Objective:
Copy all lines in which the word "foci" can be found.

(Dataset records)

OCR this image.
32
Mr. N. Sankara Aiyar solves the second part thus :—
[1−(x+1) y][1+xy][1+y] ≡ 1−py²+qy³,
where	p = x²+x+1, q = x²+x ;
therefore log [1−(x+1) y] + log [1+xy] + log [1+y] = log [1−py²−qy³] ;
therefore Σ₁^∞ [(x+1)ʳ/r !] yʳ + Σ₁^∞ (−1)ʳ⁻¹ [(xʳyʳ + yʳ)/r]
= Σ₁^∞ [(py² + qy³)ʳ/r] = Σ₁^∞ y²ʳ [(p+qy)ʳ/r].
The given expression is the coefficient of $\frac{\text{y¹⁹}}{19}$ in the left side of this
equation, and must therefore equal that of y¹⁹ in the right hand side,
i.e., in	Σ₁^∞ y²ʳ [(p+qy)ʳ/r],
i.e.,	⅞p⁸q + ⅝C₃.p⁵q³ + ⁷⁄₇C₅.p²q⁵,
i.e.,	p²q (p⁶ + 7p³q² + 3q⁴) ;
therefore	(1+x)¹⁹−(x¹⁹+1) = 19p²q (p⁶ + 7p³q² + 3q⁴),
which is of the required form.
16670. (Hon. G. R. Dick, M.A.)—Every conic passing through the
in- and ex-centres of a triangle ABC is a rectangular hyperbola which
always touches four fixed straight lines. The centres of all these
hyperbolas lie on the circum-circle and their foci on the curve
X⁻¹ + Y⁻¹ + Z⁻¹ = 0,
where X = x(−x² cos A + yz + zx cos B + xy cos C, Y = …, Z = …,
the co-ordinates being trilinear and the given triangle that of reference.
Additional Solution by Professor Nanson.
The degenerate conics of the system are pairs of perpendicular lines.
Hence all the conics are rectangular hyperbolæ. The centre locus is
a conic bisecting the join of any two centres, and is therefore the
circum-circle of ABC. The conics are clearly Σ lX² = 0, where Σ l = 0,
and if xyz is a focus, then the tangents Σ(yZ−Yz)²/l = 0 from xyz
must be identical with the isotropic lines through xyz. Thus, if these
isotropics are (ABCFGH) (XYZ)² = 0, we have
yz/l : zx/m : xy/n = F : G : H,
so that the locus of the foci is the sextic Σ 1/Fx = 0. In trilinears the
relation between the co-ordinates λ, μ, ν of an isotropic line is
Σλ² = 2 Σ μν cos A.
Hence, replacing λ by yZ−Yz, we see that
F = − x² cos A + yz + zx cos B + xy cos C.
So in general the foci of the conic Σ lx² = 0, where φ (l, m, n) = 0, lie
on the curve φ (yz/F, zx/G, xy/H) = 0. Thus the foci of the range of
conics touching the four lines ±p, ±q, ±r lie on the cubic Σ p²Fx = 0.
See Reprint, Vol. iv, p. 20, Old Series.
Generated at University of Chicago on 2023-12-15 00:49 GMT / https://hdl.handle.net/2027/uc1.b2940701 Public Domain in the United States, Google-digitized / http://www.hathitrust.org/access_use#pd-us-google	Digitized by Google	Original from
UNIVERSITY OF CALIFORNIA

Written reply:
hyperbolas lie on the circum-circle and their foci on the curve
so that the locus of the foci is the sextic Σ 1/Fx = 0. In trilinears the
So in general the foci of the conic Σ lx² = 0, where φ (l, m, n) = 0, lie
on the curve φ (yz/F, zx/G, xy/H) = 0. Thus the foci of the range of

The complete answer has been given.